WHAT YOU WILL DO: Rewrite every line of the records below, substituting "gui-slider-track" for each occurrence of "gui-slider-fill" and leaving everything else unchanged.

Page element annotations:
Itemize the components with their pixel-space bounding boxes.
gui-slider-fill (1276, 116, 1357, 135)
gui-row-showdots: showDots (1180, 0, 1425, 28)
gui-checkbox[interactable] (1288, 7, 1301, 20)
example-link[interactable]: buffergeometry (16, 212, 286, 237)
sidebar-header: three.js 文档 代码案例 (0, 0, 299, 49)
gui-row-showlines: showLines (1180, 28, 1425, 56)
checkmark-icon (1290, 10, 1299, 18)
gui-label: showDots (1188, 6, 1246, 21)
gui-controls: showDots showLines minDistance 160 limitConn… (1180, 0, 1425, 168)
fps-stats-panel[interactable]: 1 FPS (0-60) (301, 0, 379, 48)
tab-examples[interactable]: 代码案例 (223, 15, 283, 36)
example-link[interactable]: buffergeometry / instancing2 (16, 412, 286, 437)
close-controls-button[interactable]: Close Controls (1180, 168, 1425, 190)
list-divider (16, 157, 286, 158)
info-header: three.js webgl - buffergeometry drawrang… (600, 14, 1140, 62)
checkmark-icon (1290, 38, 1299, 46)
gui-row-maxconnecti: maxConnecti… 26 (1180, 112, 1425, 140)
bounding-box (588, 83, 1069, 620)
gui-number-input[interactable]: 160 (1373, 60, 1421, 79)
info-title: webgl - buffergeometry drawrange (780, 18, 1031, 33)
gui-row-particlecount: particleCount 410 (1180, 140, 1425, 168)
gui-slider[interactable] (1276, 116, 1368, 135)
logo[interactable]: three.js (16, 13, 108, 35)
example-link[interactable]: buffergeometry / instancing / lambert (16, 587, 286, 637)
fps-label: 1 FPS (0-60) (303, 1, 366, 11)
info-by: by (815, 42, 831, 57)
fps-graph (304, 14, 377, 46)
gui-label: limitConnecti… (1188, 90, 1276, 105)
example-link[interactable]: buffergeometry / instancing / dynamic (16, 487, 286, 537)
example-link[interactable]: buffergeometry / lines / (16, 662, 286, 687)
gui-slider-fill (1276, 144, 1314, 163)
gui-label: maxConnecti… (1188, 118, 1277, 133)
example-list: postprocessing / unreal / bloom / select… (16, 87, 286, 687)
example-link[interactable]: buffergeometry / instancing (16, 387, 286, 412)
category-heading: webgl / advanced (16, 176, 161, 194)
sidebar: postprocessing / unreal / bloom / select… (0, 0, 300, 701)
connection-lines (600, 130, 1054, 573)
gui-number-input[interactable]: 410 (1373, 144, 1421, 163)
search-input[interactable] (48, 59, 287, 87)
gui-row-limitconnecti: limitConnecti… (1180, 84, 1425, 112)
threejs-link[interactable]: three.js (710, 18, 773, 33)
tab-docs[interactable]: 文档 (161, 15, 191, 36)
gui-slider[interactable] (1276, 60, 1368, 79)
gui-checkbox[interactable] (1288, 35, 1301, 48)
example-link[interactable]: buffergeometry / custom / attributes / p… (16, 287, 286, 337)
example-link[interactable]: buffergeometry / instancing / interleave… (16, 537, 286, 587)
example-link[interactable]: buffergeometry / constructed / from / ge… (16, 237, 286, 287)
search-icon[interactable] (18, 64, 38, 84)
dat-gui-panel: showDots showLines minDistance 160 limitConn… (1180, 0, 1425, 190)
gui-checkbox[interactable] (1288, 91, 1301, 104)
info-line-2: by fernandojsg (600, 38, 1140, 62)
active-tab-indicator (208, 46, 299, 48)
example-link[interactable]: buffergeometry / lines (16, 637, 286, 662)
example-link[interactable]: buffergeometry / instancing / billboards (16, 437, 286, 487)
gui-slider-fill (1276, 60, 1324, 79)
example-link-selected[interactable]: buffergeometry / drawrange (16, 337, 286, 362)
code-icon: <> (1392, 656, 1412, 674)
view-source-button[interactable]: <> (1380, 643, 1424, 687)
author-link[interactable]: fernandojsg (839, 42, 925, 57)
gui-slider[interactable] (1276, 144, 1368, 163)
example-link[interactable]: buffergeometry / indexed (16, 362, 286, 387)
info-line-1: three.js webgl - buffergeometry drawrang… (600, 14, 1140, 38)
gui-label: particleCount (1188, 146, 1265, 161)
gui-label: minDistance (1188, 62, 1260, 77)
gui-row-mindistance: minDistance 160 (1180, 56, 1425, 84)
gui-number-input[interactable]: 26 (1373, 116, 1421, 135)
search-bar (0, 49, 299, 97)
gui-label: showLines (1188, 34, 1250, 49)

TASK ANSWER:
Itemize the components with their pixel-space bounding boxes.
gui-slider-track (1276, 116, 1357, 135)
gui-row-showdots: showDots (1180, 0, 1425, 28)
gui-checkbox[interactable] (1288, 7, 1301, 20)
example-link[interactable]: buffergeometry (16, 212, 286, 237)
sidebar-header: three.js 文档 代码案例 (0, 0, 299, 49)
gui-row-showlines: showLines (1180, 28, 1425, 56)
checkmark-icon (1290, 10, 1299, 18)
gui-label: showDots (1188, 6, 1246, 21)
gui-controls: showDots showLines minDistance 160 limitConn… (1180, 0, 1425, 168)
fps-stats-panel[interactable]: 1 FPS (0-60) (301, 0, 379, 48)
tab-examples[interactable]: 代码案例 (223, 15, 283, 36)
example-link[interactable]: buffergeometry / instancing2 (16, 412, 286, 437)
close-controls-button[interactable]: Close Controls (1180, 168, 1425, 190)
list-divider (16, 157, 286, 158)
info-header: three.js webgl - buffergeometry drawrang… (600, 14, 1140, 62)
checkmark-icon (1290, 38, 1299, 46)
gui-row-maxconnecti: maxConnecti… 26 (1180, 112, 1425, 140)
bounding-box (588, 83, 1069, 620)
gui-number-input[interactable]: 160 (1373, 60, 1421, 79)
info-title: webgl - buffergeometry drawrange (780, 18, 1031, 33)
gui-row-particlecount: particleCount 410 (1180, 140, 1425, 168)
gui-slider[interactable] (1276, 116, 1368, 135)
logo[interactable]: three.js (16, 13, 108, 35)
example-link[interactable]: buffergeometry / instancing / lambert (16, 587, 286, 637)
fps-label: 1 FPS (0-60) (303, 1, 366, 11)
info-by: by (815, 42, 831, 57)
fps-graph (304, 14, 377, 46)
gui-label: limitConnecti… (1188, 90, 1276, 105)
example-link[interactable]: buffergeometry / instancing / dynamic (16, 487, 286, 537)
example-link[interactable]: buffergeometry / lines / (16, 662, 286, 687)
gui-slider-track (1276, 144, 1314, 163)
gui-label: maxConnecti… (1188, 118, 1277, 133)
example-list: postprocessing / unreal / bloom / select… (16, 87, 286, 687)
example-link[interactable]: buffergeometry / instancing (16, 387, 286, 412)
category-heading: webgl / advanced (16, 176, 161, 194)
sidebar: postprocessing / unreal / bloom / select… (0, 0, 300, 701)
connection-lines (600, 130, 1054, 573)
gui-number-input[interactable]: 410 (1373, 144, 1421, 163)
search-input[interactable] (48, 59, 287, 87)
gui-row-limitconnecti: limitConnecti… (1180, 84, 1425, 112)
threejs-link[interactable]: three.js (710, 18, 773, 33)
tab-docs[interactable]: 文档 (161, 15, 191, 36)
gui-slider[interactable] (1276, 60, 1368, 79)
gui-checkbox[interactable] (1288, 35, 1301, 48)
example-link[interactable]: buffergeometry / custom / attributes / p… (16, 287, 286, 337)
example-link[interactable]: buffergeometry / instancing / interleave… (16, 537, 286, 587)
example-link[interactable]: buffergeometry / constructed / from / ge… (16, 237, 286, 287)
search-icon[interactable] (18, 64, 38, 84)
dat-gui-panel: showDots showLines minDistance 160 limitConn… (1180, 0, 1425, 190)
gui-checkbox[interactable] (1288, 91, 1301, 104)
info-line-2: by fernandojsg (600, 38, 1140, 62)
active-tab-indicator (208, 46, 299, 48)
example-link[interactable]: buffergeometry / lines (16, 637, 286, 662)
example-link[interactable]: buffergeometry / instancing / billboards (16, 437, 286, 487)
gui-slider-track (1276, 60, 1324, 79)
example-link-selected[interactable]: buffergeometry / drawrange (16, 337, 286, 362)
code-icon: <> (1392, 656, 1412, 674)
view-source-button[interactable]: <> (1380, 643, 1424, 687)
author-link[interactable]: fernandojsg (839, 42, 925, 57)
gui-slider[interactable] (1276, 144, 1368, 163)
example-link[interactable]: buffergeometry / indexed (16, 362, 286, 387)
info-line-1: three.js webgl - buffergeometry drawrang… (600, 14, 1140, 38)
gui-label: particleCount (1188, 146, 1265, 161)
gui-label: minDistance (1188, 62, 1260, 77)
gui-row-mindistance: minDistance 160 (1180, 56, 1425, 84)
gui-number-input[interactable]: 26 (1373, 116, 1421, 135)
search-bar (0, 49, 299, 97)
gui-label: showLines (1188, 34, 1250, 49)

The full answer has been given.